**Objective:** Set down each entry exactly as given; pictures should not appear in the copy.

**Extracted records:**
start

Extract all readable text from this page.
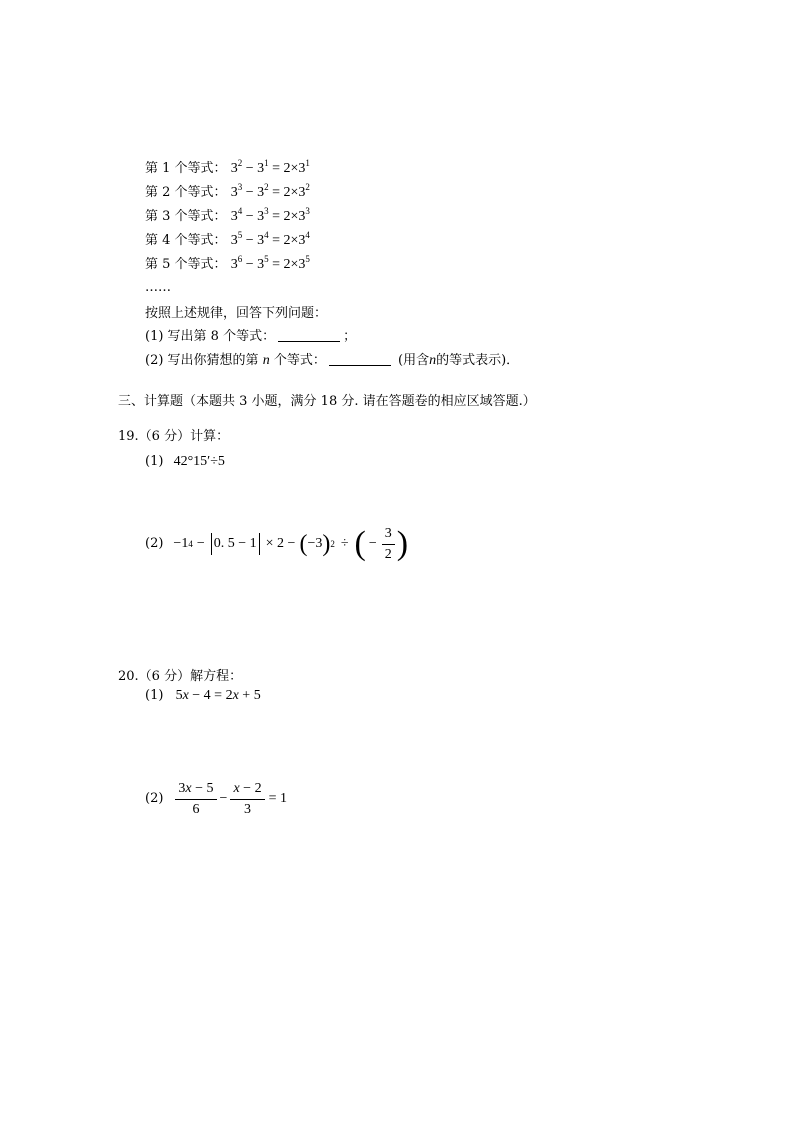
第 1 个等式： $3^2 - 3^1 = 2\times 3^1$
第 2 个等式： $3^3 - 3^2 = 2\times 3^2$
第 3 个等式： $3^4 - 3^3 = 2\times 3^3$
第 4 个等式： $3^5 - 3^4 = 2\times 3^4$
第 5 个等式： $3^6 - 3^5 = 2\times 3^5$
……
按照上述规律，回答下列问题：
(1) 写出第 8 个等式：	；
(2) 写出你猜想的第 n 个等式：	(用含n的等式表示)．
三、计算题（本题共 3 小题，满分 18 分. 请在答题卷的相应区域答题.）
19.（6 分）计算：
(1) 42°15′÷5
(2) −1 4 − 0. 5 − 1 × 2 − ( −3 ) 2 ÷ ( − $\frac{3}{2}$ )
20.（6 分）解方程：
(1) 5x − 4 = 2x + 5
$(2) \frac{3x - 5}{6} - \frac{x - 2}{3} = 1$
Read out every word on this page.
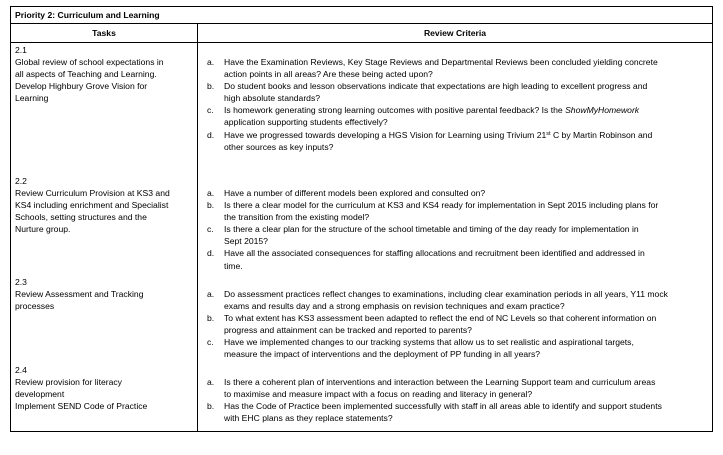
Priority 2: Curriculum and Learning
Tasks	Review Criteria
2.1
Global review of school expectations in
all aspects of Teaching and Learning.
Develop Highbury Grove Vision for
Learning
a. Have the Examination Reviews, Key Stage Reviews and Departmental Reviews been concluded yielding concrete
action points in all areas? Are these being acted upon?
b. Do student books and lesson observations indicate that expectations are high leading to excellent progress and
high absolute standards?
c. Is homework generating strong learning outcomes with positive parental feedback? Is the ShowMyHomework
application supporting students effectively?
d. Have we progressed towards developing a HGS Vision for Learning using Trivium 21st C by Martin Robinson and
other sources as key inputs?
2.2
Review Curriculum Provision at KS3 and
KS4 including enrichment and Specialist
Schools, setting structures and the
Nurture group.
a. Have a number of different models been explored and consulted on?
b. Is there a clear model for the curriculum at KS3 and KS4 ready for implementation in Sept 2015 including plans for
the transition from the existing model?
c. Is there a clear plan for the structure of the school timetable and timing of the day ready for implementation in
Sept 2015?
d. Have all the associated consequences for staffing allocations and recruitment been identified and addressed in
time.
2.3
Review Assessment and Tracking
processes
a. Do assessment practices reflect changes to examinations, including clear examination periods in all years, Y11 mock
exams and results day and a strong emphasis on revision techniques and exam practice?
b. To what extent has KS3 assessment been adapted to reflect the end of NC Levels so that coherent information on
progress and attainment can be tracked and reported to parents?
c. Have we implemented changes to our tracking systems that allow us to set realistic and aspirational targets,
measure the impact of interventions and the deployment of PP funding in all years?
2.4
Review provision for literacy
development
Implement SEND Code of Practice
a. Is there a coherent plan of interventions and interaction between the Learning Support team and curriculum areas
to maximise and measure impact with a focus on reading and literacy in general?
b. Has the Code of Practice been implemented successfully with staff in all areas able to identify and support students
with EHC plans as they replace statements?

end

**Written solution:**
Extract all readable text from this page.
第 1 个等式： $3^2 - 3^1 = 2\times 3^1$
第 2 个等式： $3^3 - 3^2 = 2\times 3^2$
第 3 个等式： $3^4 - 3^3 = 2\times 3^3$
第 4 个等式： $3^5 - 3^4 = 2\times 3^4$
第 5 个等式： $3^6 - 3^5 = 2\times 3^5$
……
按照上述规律，回答下列问题：
(1) 写出第 8 个等式：	；
(2) 写出你猜想的第 n 个等式：	(用含n的等式表示)．
三、计算题（本题共 3 小题，满分 18 分. 请在答题卷的相应区域答题.）
19.（6 分）计算：
(1) 42°15′÷5
(2) −1 4 − 0. 5 − 1 × 2 − ( −3 ) 2 ÷ ( − $\frac{3}{2}$ )
20.（6 分）解方程：
(1) 5x − 4 = 2x + 5
$(2) \frac{3x - 5}{6} - \frac{x - 2}{3} = 1$
Read out every word on this page.
Priority 2: Curriculum and Learning
Tasks	Review Criteria
2.1
Global review of school expectations in
all aspects of Teaching and Learning.
Develop Highbury Grove Vision for
Learning
a. Have the Examination Reviews, Key Stage Reviews and Departmental Reviews been concluded yielding concrete
action points in all areas? Are these being acted upon?
b. Do student books and lesson observations indicate that expectations are high leading to excellent progress and
high absolute standards?
c. Is homework generating strong learning outcomes with positive parental feedback? Is the ShowMyHomework
application supporting students effectively?
d. Have we progressed towards developing a HGS Vision for Learning using Trivium 21st C by Martin Robinson and
other sources as key inputs?
2.2
Review Curriculum Provision at KS3 and
KS4 including enrichment and Specialist
Schools, setting structures and the
Nurture group.
a. Have a number of different models been explored and consulted on?
b. Is there a clear model for the curriculum at KS3 and KS4 ready for implementation in Sept 2015 including plans for
the transition from the existing model?
c. Is there a clear plan for the structure of the school timetable and timing of the day ready for implementation in
Sept 2015?
d. Have all the associated consequences for staffing allocations and recruitment been identified and addressed in
time.
2.3
Review Assessment and Tracking
processes
a. Do assessment practices reflect changes to examinations, including clear examination periods in all years, Y11 mock
exams and results day and a strong emphasis on revision techniques and exam practice?
b. To what extent has KS3 assessment been adapted to reflect the end of NC Levels so that coherent information on
progress and attainment can be tracked and reported to parents?
c. Have we implemented changes to our tracking systems that allow us to set realistic and aspirational targets,
measure the impact of interventions and the deployment of PP funding in all years?
2.4
Review provision for literacy
development
Implement SEND Code of Practice
a. Is there a coherent plan of interventions and interaction between the Learning Support team and curriculum areas
to maximise and measure impact with a focus on reading and literacy in general?
b. Has the Code of Practice been implemented successfully with staff in all areas able to identify and support students
with EHC plans as they replace statements?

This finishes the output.